Items from a data source
# # # #

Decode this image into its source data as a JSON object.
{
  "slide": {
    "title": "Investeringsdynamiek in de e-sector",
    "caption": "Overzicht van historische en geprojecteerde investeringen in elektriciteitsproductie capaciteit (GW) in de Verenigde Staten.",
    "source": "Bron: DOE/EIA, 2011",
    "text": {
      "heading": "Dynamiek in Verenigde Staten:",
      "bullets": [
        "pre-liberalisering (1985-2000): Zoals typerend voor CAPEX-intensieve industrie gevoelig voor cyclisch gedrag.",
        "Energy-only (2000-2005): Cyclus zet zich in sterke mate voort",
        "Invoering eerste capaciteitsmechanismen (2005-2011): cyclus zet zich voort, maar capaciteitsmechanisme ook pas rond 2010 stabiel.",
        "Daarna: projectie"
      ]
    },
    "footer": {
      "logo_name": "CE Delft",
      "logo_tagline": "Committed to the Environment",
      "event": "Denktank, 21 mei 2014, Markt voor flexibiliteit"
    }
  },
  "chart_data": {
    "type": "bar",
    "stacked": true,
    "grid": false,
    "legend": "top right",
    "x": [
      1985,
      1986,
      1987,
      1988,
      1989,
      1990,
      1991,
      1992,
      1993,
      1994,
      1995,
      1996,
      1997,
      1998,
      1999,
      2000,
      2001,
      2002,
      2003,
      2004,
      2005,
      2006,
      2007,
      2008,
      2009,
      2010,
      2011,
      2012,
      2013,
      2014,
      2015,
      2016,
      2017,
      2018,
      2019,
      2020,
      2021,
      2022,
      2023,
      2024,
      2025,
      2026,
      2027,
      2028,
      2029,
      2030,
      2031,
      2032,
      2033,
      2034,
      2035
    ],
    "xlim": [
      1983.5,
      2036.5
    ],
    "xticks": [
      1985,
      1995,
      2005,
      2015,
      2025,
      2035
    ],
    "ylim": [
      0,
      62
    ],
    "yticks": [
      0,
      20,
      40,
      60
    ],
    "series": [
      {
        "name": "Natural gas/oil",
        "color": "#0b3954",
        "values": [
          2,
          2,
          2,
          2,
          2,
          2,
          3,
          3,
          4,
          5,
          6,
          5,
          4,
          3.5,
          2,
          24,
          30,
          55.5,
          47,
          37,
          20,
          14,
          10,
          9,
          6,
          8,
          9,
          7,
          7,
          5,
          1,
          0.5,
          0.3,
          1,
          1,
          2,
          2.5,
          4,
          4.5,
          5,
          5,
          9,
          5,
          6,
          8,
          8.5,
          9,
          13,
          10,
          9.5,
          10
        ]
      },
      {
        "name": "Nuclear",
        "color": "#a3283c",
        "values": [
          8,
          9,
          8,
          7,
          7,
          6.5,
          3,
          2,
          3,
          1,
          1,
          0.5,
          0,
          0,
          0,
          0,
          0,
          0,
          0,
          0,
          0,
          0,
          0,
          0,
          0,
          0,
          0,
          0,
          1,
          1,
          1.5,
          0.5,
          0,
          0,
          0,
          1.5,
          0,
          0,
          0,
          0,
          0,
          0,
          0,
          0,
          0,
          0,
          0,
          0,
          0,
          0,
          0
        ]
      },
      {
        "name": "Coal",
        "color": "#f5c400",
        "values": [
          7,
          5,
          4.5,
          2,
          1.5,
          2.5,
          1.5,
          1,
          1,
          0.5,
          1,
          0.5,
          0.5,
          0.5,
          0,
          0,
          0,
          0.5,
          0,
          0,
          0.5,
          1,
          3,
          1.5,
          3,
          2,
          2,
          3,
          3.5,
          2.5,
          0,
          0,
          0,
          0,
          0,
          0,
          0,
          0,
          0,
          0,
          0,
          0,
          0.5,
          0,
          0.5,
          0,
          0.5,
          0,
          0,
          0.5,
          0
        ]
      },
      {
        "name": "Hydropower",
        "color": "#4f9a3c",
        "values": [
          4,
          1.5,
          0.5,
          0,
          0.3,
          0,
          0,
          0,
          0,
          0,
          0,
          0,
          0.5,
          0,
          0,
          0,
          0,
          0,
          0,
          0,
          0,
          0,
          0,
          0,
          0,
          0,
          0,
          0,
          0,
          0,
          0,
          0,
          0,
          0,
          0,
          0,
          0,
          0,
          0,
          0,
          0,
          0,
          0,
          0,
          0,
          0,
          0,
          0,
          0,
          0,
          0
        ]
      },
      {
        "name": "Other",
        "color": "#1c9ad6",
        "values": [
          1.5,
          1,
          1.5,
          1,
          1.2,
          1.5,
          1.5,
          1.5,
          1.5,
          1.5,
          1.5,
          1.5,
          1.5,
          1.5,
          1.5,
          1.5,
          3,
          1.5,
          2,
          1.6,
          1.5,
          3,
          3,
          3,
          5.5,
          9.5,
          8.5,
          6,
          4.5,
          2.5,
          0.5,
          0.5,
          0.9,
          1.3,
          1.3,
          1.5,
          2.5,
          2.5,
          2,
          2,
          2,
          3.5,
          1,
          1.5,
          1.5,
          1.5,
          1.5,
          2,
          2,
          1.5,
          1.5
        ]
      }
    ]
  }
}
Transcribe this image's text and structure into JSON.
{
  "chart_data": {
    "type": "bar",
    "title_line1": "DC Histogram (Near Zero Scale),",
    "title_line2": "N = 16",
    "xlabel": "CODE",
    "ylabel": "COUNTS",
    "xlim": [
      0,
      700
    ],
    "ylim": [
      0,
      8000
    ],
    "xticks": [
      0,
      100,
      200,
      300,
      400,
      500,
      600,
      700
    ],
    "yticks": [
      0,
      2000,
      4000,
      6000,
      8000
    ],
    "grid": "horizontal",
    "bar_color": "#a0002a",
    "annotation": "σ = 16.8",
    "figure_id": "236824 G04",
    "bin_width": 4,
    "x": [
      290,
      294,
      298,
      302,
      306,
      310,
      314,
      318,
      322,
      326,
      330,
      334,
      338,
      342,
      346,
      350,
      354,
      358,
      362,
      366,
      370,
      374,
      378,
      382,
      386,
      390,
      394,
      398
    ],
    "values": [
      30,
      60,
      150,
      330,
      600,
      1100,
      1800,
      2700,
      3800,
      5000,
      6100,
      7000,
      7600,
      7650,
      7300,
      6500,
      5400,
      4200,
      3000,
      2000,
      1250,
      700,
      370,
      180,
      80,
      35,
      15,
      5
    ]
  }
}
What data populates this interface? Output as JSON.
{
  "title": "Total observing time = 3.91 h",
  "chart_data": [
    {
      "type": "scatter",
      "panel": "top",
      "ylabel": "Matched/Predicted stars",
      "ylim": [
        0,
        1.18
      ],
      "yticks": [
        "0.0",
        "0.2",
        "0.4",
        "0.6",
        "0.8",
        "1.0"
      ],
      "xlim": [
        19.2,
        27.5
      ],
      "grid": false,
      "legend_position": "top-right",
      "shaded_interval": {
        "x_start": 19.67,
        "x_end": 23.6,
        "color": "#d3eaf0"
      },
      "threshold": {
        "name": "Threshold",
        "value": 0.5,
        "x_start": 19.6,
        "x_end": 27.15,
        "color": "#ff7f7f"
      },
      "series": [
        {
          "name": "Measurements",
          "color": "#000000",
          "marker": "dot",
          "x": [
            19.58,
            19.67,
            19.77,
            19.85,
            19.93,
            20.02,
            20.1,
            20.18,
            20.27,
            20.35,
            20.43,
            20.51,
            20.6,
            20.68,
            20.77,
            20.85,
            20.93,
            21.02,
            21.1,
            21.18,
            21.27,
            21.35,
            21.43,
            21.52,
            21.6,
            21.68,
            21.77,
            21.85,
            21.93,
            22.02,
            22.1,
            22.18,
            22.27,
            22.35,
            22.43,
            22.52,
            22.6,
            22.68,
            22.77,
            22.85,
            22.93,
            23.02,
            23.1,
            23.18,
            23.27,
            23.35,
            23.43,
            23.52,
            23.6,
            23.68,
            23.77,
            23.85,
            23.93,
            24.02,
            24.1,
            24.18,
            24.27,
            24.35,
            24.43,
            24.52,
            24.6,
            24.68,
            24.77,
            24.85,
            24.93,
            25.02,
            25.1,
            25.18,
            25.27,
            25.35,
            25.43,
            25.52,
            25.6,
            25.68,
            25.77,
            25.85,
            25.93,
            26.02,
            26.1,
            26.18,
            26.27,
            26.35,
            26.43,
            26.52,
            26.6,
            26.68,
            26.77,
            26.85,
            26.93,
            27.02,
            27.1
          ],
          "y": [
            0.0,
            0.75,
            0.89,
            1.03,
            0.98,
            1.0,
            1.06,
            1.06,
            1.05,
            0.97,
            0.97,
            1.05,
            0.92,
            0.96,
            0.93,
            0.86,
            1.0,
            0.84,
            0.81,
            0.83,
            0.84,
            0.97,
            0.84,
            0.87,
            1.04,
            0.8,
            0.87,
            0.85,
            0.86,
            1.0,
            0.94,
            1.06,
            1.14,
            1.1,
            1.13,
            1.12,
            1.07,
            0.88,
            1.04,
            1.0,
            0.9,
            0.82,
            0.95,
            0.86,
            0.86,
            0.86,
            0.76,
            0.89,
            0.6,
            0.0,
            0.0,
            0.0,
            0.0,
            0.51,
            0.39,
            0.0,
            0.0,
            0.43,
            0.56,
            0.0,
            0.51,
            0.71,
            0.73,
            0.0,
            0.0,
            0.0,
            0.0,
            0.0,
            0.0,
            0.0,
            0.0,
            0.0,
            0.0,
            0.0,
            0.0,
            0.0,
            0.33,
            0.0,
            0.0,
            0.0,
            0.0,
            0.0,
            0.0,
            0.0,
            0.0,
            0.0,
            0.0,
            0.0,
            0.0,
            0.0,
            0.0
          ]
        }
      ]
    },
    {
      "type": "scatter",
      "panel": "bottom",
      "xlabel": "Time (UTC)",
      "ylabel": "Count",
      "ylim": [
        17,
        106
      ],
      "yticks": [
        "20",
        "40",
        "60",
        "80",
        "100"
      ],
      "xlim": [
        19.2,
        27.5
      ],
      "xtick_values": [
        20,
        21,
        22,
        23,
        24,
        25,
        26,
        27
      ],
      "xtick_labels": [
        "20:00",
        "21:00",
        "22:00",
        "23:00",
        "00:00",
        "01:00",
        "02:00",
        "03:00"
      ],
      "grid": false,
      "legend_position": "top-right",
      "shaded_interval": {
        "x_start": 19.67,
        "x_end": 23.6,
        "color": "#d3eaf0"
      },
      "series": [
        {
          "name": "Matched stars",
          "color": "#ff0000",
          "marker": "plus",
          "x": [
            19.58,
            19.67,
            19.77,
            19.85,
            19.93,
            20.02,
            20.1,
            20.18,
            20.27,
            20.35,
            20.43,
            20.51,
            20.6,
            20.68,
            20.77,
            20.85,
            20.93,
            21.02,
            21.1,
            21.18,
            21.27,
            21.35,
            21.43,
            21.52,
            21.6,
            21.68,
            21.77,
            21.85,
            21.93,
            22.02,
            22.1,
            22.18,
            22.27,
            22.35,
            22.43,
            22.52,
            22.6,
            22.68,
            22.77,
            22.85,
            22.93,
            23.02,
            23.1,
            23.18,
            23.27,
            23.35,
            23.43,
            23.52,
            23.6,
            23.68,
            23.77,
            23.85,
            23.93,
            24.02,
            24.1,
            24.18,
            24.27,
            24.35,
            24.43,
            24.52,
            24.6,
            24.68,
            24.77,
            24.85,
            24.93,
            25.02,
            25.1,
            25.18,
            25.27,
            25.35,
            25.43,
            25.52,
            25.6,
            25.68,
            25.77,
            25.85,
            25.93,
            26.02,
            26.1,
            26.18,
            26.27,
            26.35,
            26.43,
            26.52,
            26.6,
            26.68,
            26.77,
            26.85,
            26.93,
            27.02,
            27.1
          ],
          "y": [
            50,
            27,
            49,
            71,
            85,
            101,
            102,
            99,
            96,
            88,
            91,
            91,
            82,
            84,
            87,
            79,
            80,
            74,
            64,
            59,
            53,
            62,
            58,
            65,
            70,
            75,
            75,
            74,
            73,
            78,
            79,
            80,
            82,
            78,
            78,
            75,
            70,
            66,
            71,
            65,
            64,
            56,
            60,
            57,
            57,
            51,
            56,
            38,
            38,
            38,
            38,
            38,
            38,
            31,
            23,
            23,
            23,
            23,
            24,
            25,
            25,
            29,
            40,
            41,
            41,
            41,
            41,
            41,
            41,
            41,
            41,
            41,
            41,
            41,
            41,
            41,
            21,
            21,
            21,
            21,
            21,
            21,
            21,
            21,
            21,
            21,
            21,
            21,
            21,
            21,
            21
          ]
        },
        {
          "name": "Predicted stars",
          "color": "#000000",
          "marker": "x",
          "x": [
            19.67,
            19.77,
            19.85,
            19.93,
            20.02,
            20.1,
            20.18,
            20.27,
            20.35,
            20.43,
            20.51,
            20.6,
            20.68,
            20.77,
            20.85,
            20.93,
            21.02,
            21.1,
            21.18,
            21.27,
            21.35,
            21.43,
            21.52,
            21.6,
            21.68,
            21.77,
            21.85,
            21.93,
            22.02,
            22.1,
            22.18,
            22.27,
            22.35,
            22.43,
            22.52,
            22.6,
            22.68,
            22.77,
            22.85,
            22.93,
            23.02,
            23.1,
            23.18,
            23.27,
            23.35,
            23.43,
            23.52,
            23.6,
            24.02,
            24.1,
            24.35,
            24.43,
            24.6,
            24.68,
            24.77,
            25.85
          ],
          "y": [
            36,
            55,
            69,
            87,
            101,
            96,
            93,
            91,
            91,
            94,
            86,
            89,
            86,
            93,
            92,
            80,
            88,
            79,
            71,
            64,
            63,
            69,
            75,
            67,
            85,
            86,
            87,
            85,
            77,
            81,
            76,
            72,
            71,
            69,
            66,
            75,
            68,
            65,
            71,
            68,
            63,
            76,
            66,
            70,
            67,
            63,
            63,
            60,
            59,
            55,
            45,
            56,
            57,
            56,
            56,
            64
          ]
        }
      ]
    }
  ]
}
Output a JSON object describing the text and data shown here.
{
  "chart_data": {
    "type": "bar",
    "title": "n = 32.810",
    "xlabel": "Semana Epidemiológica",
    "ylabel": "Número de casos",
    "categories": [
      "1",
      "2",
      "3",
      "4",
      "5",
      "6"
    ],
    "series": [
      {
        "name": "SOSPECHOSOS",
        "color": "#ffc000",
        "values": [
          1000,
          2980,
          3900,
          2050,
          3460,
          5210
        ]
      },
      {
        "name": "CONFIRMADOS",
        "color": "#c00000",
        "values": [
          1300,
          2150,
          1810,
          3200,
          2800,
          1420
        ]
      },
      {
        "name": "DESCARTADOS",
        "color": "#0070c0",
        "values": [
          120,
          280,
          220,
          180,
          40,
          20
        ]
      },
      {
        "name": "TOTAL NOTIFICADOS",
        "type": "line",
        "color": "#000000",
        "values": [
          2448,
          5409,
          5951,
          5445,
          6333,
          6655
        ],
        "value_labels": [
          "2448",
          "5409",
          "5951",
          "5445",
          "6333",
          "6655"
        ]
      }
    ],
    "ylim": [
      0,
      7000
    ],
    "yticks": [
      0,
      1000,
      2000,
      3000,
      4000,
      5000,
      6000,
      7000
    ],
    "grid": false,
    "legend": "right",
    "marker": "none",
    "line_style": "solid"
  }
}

# # # #

* **Short exercise**
Identify and extract each line of the listing that contains "voort".

* **Result below**
        "Energy-only (2000-2005): Cyclus zet zich in sterke mate voort",
        "Invoering eerste capaciteitsmechanismen (2005-2011): cyclus zet zich voort, maar capaciteitsmechanisme ook pas rond 2010 stabiel.",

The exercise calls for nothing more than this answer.